▸ **PROBLEM REQUIREMENTS**
Reproduce all of the data word for word.

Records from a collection

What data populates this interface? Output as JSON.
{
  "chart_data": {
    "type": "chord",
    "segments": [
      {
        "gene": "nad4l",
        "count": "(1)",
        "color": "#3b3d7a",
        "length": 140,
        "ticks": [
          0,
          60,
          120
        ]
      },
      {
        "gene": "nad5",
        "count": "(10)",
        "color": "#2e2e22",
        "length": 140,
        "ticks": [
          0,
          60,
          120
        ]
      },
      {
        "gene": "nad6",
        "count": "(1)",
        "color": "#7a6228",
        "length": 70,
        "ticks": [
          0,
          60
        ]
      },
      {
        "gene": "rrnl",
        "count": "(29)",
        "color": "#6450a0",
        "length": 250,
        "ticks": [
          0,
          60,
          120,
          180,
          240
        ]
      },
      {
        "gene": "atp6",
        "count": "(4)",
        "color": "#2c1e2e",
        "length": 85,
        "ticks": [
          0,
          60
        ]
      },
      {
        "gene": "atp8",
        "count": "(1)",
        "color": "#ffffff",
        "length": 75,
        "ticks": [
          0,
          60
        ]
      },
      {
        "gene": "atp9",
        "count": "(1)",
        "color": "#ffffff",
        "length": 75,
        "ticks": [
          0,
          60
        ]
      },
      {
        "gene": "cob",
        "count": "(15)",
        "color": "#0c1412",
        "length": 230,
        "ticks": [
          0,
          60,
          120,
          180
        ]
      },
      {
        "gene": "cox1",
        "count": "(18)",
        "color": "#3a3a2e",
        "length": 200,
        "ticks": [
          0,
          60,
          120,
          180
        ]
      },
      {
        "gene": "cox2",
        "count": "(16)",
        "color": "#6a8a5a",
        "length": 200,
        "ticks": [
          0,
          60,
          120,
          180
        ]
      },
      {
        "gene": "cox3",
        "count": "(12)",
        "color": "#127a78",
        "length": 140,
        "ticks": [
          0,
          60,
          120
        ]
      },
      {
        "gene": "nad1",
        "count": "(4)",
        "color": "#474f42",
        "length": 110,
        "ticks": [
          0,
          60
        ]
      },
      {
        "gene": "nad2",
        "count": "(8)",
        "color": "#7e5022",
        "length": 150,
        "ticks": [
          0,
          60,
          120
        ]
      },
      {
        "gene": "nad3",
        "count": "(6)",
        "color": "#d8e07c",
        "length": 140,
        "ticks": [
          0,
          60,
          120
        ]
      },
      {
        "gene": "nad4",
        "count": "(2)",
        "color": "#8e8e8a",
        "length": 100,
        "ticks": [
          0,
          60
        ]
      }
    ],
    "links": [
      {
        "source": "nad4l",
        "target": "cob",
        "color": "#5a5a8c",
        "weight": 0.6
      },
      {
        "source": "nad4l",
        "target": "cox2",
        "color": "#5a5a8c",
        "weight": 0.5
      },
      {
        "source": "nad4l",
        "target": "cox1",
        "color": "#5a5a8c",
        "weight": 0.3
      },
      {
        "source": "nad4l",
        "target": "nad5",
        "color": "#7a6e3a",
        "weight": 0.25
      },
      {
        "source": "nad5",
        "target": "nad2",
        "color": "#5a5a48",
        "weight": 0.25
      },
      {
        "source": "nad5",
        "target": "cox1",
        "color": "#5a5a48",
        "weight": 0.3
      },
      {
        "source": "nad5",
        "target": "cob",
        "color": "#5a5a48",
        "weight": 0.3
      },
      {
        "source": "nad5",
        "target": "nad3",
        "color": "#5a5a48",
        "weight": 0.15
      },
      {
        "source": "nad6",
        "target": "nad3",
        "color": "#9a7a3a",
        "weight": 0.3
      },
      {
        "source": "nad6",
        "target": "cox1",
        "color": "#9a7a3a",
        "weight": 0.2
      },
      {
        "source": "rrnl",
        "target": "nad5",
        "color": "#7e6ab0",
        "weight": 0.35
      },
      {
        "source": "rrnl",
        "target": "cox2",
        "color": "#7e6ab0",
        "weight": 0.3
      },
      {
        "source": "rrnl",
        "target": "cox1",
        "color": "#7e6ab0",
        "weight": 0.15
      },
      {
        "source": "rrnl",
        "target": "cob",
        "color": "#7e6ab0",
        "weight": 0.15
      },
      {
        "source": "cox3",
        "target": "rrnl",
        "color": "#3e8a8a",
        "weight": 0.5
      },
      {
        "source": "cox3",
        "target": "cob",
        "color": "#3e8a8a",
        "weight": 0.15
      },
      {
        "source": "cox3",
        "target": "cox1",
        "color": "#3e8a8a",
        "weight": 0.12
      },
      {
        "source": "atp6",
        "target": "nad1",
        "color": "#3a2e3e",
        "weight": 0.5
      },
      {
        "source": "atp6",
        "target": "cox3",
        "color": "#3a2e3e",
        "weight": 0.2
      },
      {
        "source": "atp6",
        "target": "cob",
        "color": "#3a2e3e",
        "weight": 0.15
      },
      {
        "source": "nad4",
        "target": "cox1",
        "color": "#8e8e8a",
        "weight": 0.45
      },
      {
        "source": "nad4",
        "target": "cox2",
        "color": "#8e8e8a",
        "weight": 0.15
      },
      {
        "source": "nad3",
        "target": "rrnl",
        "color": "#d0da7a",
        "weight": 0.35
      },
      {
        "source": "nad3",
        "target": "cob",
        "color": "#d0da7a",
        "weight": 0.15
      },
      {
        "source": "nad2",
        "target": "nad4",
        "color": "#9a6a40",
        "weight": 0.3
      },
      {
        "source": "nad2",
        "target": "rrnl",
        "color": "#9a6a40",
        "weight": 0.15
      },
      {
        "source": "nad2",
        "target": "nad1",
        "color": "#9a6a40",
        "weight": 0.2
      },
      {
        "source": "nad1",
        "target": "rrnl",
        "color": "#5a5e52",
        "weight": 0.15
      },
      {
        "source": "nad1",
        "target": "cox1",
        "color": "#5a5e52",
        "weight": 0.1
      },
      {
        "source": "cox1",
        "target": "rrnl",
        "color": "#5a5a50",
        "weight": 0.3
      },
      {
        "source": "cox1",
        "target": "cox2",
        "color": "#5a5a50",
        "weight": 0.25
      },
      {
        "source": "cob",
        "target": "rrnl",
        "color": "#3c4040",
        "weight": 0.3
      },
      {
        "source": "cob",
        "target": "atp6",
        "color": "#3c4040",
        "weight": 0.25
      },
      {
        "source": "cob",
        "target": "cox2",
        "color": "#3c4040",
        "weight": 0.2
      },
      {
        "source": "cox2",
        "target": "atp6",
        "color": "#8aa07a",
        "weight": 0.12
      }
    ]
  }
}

▸ **REPLY**
What data populates this interface? Output as JSON.
{
  "chart_data": {
    "type": "chord",
    "segments": [
      {
        "gene": "nad4l",
        "count": "(1)",
        "color": "#3b3d7a",
        "length": 140,
        "ticks": [
          0,
          60,
          120
        ]
      },
      {
        "gene": "nad5",
        "count": "(10)",
        "color": "#2e2e22",
        "length": 140,
        "ticks": [
          0,
          60,
          120
        ]
      },
      {
        "gene": "nad6",
        "count": "(1)",
        "color": "#7a6228",
        "length": 70,
        "ticks": [
          0,
          60
        ]
      },
      {
        "gene": "rrnl",
        "count": "(29)",
        "color": "#6450a0",
        "length": 250,
        "ticks": [
          0,
          60,
          120,
          180,
          240
        ]
      },
      {
        "gene": "atp6",
        "count": "(4)",
        "color": "#2c1e2e",
        "length": 85,
        "ticks": [
          0,
          60
        ]
      },
      {
        "gene": "atp8",
        "count": "(1)",
        "color": "#ffffff",
        "length": 75,
        "ticks": [
          0,
          60
        ]
      },
      {
        "gene": "atp9",
        "count": "(1)",
        "color": "#ffffff",
        "length": 75,
        "ticks": [
          0,
          60
        ]
      },
      {
        "gene": "cob",
        "count": "(15)",
        "color": "#0c1412",
        "length": 230,
        "ticks": [
          0,
          60,
          120,
          180
        ]
      },
      {
        "gene": "cox1",
        "count": "(18)",
        "color": "#3a3a2e",
        "length": 200,
        "ticks": [
          0,
          60,
          120,
          180
        ]
      },
      {
        "gene": "cox2",
        "count": "(16)",
        "color": "#6a8a5a",
        "length": 200,
        "ticks": [
          0,
          60,
          120,
          180
        ]
      },
      {
        "gene": "cox3",
        "count": "(12)",
        "color": "#127a78",
        "length": 140,
        "ticks": [
          0,
          60,
          120
        ]
      },
      {
        "gene": "nad1",
        "count": "(4)",
        "color": "#474f42",
        "length": 110,
        "ticks": [
          0,
          60
        ]
      },
      {
        "gene": "nad2",
        "count": "(8)",
        "color": "#7e5022",
        "length": 150,
        "ticks": [
          0,
          60,
          120
        ]
      },
      {
        "gene": "nad3",
        "count": "(6)",
        "color": "#d8e07c",
        "length": 140,
        "ticks": [
          0,
          60,
          120
        ]
      },
      {
        "gene": "nad4",
        "count": "(2)",
        "color": "#8e8e8a",
        "length": 100,
        "ticks": [
          0,
          60
        ]
      }
    ],
    "links": [
      {
        "source": "nad4l",
        "target": "cob",
        "color": "#5a5a8c",
        "weight": 0.6
      },
      {
        "source": "nad4l",
        "target": "cox2",
        "color": "#5a5a8c",
        "weight": 0.5
      },
      {
        "source": "nad4l",
        "target": "cox1",
        "color": "#5a5a8c",
        "weight": 0.3
      },
      {
        "source": "nad4l",
        "target": "nad5",
        "color": "#7a6e3a",
        "weight": 0.25
      },
      {
        "source": "nad5",
        "target": "nad2",
        "color": "#5a5a48",
        "weight": 0.25
      },
      {
        "source": "nad5",
        "target": "cox1",
        "color": "#5a5a48",
        "weight": 0.3
      },
      {
        "source": "nad5",
        "target": "cob",
        "color": "#5a5a48",
        "weight": 0.3
      },
      {
        "source": "nad5",
        "target": "nad3",
        "color": "#5a5a48",
        "weight": 0.15
      },
      {
        "source": "nad6",
        "target": "nad3",
        "color": "#9a7a3a",
        "weight": 0.3
      },
      {
        "source": "nad6",
        "target": "cox1",
        "color": "#9a7a3a",
        "weight": 0.2
      },
      {
        "source": "rrnl",
        "target": "nad5",
        "color": "#7e6ab0",
        "weight": 0.35
      },
      {
        "source": "rrnl",
        "target": "cox2",
        "color": "#7e6ab0",
        "weight": 0.3
      },
      {
        "source": "rrnl",
        "target": "cox1",
        "color": "#7e6ab0",
        "weight": 0.15
      },
      {
        "source": "rrnl",
        "target": "cob",
        "color": "#7e6ab0",
        "weight": 0.15
      },
      {
        "source": "cox3",
        "target": "rrnl",
        "color": "#3e8a8a",
        "weight": 0.5
      },
      {
        "source": "cox3",
        "target": "cob",
        "color": "#3e8a8a",
        "weight": 0.15
      },
      {
        "source": "cox3",
        "target": "cox1",
        "color": "#3e8a8a",
        "weight": 0.12
      },
      {
        "source": "atp6",
        "target": "nad1",
        "color": "#3a2e3e",
        "weight": 0.5
      },
      {
        "source": "atp6",
        "target": "cox3",
        "color": "#3a2e3e",
        "weight": 0.2
      },
      {
        "source": "atp6",
        "target": "cob",
        "color": "#3a2e3e",
        "weight": 0.15
      },
      {
        "source": "nad4",
        "target": "cox1",
        "color": "#8e8e8a",
        "weight": 0.45
      },
      {
        "source": "nad4",
        "target": "cox2",
        "color": "#8e8e8a",
        "weight": 0.15
      },
      {
        "source": "nad3",
        "target": "rrnl",
        "color": "#d0da7a",
        "weight": 0.35
      },
      {
        "source": "nad3",
        "target": "cob",
        "color": "#d0da7a",
        "weight": 0.15
      },
      {
        "source": "nad2",
        "target": "nad4",
        "color": "#9a6a40",
        "weight": 0.3
      },
      {
        "source": "nad2",
        "target": "rrnl",
        "color": "#9a6a40",
        "weight": 0.15
      },
      {
        "source": "nad2",
        "target": "nad1",
        "color": "#9a6a40",
        "weight": 0.2
      },
      {
        "source": "nad1",
        "target": "rrnl",
        "color": "#5a5e52",
        "weight": 0.15
      },
      {
        "source": "nad1",
        "target": "cox1",
        "color": "#5a5e52",
        "weight": 0.1
      },
      {
        "source": "cox1",
        "target": "rrnl",
        "color": "#5a5a50",
        "weight": 0.3
      },
      {
        "source": "cox1",
        "target": "cox2",
        "color": "#5a5a50",
        "weight": 0.25
      },
      {
        "source": "cob",
        "target": "rrnl",
        "color": "#3c4040",
        "weight": 0.3
      },
      {
        "source": "cob",
        "target": "atp6",
        "color": "#3c4040",
        "weight": 0.25
      },
      {
        "source": "cob",
        "target": "cox2",
        "color": "#3c4040",
        "weight": 0.2
      },
      {
        "source": "cox2",
        "target": "atp6",
        "color": "#8aa07a",
        "weight": 0.12
      }
    ]
  }
}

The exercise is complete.